**Stated exercise:** According to the theater review below, how many death row inmates does The Exonerated give voice to?

** Start Document text **

Review: The Exonerated

The Promise of authenticity
by Caitlin Murphy
I have often thought that the greatest existential torture I could ever experience would be false imprisonment.  How would you possibly sustain yourself when your inner truth and imposed reality were so diametrically, diabolically opposed?  The Third Eye Ensemble explores this very question in The Exonerated, a piece of documentary theatre by Jessica Blank and Erik Jensen.  With a cast of 11, the play is a symphony of voices, and though it hits a few notes very well, the range is limited.  What it does, it does quite well, but I don’t think it does enough.
 “Culled from interviews, letters, transcripts, case files and the public record,” The Exonerated, directed by Kent McQuaid, gives voice to six death row inmates who were eventually acquitted.  Their stories of false imprisonment for the most specious of reasons serve largely as a history lesson in America’s racist, homophobic past.  Third Eye Ensemble, founded primarily by recent Dawson and Concordia graduates, first presented this play last year in a limited sold-out run, and chose to do a full re-mount this year, in part to honour the script’s tenth anniversary.

** End Document text **
** Start Records shown **

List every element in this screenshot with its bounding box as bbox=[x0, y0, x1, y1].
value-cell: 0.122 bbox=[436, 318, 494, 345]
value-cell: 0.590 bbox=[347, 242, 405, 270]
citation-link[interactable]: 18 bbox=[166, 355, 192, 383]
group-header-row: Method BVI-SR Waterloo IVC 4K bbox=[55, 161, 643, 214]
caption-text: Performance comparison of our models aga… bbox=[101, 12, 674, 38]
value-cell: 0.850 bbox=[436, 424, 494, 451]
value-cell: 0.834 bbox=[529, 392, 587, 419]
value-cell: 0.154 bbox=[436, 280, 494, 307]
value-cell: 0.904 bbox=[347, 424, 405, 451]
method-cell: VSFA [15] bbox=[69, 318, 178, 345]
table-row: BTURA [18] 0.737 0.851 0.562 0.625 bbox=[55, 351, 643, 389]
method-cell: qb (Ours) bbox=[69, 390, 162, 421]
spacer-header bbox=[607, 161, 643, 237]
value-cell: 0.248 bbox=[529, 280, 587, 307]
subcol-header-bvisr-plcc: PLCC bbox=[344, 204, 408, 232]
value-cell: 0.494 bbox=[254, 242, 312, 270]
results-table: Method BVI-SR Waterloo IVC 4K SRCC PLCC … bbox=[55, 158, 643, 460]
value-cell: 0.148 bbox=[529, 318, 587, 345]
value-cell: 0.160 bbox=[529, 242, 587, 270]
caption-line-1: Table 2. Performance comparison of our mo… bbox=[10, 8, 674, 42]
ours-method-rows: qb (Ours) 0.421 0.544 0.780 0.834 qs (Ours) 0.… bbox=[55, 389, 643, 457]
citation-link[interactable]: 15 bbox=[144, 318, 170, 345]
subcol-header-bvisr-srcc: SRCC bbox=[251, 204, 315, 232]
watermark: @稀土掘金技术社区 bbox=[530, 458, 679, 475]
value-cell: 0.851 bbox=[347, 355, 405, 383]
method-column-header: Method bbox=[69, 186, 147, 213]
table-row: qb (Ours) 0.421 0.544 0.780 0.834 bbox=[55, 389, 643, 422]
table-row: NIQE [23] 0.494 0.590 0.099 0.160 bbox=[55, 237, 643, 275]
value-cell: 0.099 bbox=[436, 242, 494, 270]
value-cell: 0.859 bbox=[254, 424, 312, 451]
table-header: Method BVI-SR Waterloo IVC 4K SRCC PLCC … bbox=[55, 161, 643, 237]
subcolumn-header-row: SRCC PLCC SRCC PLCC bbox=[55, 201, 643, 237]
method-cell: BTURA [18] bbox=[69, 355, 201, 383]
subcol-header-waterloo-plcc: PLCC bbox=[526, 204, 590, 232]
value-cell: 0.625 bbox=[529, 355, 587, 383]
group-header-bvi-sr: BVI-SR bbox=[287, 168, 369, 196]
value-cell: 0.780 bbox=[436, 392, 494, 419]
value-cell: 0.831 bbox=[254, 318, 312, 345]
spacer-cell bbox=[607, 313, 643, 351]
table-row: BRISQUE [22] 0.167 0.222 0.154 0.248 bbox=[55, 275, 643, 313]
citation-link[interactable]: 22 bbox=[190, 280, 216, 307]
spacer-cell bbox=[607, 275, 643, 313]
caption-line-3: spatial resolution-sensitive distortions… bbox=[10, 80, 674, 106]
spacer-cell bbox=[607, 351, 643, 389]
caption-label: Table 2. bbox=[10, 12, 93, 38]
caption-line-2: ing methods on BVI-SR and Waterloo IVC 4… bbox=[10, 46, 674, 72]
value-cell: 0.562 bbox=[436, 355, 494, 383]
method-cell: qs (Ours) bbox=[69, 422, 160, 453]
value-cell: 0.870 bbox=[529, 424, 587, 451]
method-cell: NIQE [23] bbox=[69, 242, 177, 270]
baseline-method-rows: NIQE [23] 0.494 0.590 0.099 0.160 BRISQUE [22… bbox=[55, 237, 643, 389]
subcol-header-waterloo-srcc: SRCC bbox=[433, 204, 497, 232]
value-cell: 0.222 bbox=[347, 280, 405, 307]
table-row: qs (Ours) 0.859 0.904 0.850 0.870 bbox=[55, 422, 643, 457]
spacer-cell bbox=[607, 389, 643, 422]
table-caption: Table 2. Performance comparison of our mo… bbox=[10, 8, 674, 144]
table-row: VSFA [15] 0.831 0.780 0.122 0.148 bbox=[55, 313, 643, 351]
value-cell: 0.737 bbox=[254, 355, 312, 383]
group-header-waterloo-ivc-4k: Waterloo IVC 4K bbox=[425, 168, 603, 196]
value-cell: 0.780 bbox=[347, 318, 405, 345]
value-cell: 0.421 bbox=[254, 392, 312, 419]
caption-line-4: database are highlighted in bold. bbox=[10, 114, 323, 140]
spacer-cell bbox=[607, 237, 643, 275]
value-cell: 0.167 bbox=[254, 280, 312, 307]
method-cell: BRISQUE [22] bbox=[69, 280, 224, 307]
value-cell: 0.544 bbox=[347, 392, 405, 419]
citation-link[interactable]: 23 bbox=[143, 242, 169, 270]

** End Records shown **

**Reply to the task:** Six